*Quoted passage*.
** START **

After the management of the forest reserves was transferred from the General Land Office to the Department of Agriculture in 1905, the western interests in Congress managed to destroy the special Agriculture fund for the Forest Service and place it directly under Congressional appropriations.

They were successful in limiting the President's authority to create additional forest reserves and, in forestalling grazing land legislation. They managed for a time to keep much of the remaining public land open and available for entry.

The battle for control over the public domain took on a personal note after the Forest Service was transferred in 1905 to the Department of Agriculture. Gifford Pinchot, the Chief of the new Forest Service, conducted a campaign to obtain control of the majority of the remaining public lands. Secretary of the Interior Ballinger challenged his contention and one of the bitterest feuds in public lands history developed. Pinchot was dismissed from his post as a result of the controversy. Even after leaving the Forest Service, Pinchot continued to wage the public battles for the conservationists, and in particular, the Forest Service. 155/ In later years he battled with Secretary of the Interior Ickes over jurisdiction or control of the grazing lands and the Forest Service. Pinchot's public battles attracted public attention to the question of conservation of the remaining public domain. Perhaps he is as responsible as any of the leading figures of this period for the development of the management concept for the Federal lands.

** END **

*Provided entries*.

** START **

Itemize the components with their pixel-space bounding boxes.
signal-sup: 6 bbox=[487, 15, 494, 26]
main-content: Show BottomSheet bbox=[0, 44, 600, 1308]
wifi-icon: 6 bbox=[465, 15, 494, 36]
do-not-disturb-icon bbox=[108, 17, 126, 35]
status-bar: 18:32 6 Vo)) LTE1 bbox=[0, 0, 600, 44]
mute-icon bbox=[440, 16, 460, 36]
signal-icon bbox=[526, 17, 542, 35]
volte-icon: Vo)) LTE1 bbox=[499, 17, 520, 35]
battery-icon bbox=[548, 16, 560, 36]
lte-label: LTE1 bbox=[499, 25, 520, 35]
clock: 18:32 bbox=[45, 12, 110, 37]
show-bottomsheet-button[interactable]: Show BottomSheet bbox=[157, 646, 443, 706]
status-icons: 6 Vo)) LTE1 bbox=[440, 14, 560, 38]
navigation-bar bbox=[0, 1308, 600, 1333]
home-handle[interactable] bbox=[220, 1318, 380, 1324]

** END **
** START **

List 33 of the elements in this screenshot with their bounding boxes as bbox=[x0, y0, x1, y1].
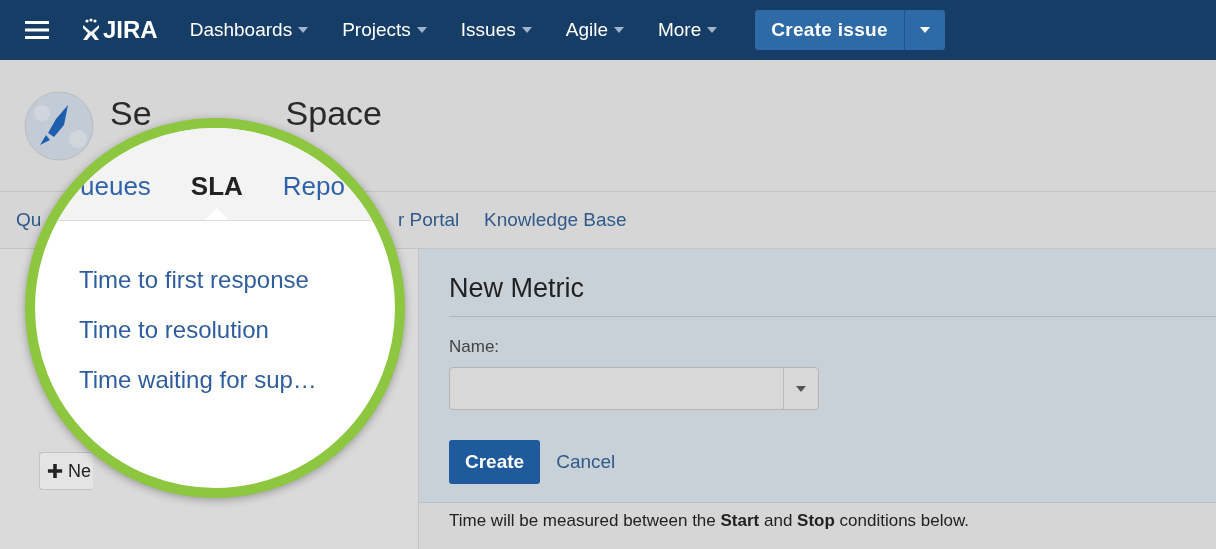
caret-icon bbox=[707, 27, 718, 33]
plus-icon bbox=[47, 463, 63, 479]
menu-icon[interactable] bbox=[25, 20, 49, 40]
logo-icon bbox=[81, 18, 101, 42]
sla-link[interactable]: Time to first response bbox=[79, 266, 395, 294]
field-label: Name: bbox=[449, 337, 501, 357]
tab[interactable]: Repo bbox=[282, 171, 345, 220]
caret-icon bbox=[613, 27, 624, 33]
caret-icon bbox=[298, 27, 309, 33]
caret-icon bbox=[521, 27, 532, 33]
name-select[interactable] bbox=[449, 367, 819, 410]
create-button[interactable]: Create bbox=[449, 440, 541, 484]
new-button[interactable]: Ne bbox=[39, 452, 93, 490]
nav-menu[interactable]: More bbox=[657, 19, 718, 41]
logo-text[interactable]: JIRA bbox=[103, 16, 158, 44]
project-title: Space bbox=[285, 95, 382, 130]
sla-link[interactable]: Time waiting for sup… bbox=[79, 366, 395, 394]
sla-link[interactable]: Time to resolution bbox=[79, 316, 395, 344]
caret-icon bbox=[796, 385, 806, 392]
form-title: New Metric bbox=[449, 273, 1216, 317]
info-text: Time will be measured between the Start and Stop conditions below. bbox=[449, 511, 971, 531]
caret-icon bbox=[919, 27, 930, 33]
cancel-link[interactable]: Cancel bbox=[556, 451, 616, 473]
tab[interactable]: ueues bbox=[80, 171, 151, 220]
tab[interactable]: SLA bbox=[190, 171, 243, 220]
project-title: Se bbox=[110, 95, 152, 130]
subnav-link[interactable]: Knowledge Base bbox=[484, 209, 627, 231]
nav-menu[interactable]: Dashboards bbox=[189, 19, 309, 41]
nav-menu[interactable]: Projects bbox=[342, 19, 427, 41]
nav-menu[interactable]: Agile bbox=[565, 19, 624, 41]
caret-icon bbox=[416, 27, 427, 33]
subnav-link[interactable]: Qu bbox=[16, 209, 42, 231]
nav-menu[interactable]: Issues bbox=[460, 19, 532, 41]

** END **

*List of tasks*.
1. In the passage on the public domain, why was Gifford Pinchot dismissed from his post? Answer in one to three sentences.
2. In the records, could you change "status-bar" to "top-bar" in the lines starting at the one containing "Itemize the components" and ending at the one containing "mute-icon bbox=[440, 16, 460, 36]"? Give only those lines, with nothing else altered.
The passage and the records have no connection to each other.

*Set of answers*.
1. Pinchot was dismissed because of the controversy with Secretary of the Interior Ballinger. Ballinger had challenged Pinchot's campaign to gain control of most of the remaining public lands, and the dispute became one of the bitterest feuds in public lands history.

2.
Itemize the components with their pixel-space bounding boxes.
signal-sup: 6 bbox=[487, 15, 494, 26]
main-content: Show BottomSheet bbox=[0, 44, 600, 1308]
wifi-icon: 6 bbox=[465, 15, 494, 36]
do-not-disturb-icon bbox=[108, 17, 126, 35]
top-bar: 18:32 6 Vo)) LTE1 bbox=[0, 0, 600, 44]
mute-icon bbox=[440, 16, 460, 36]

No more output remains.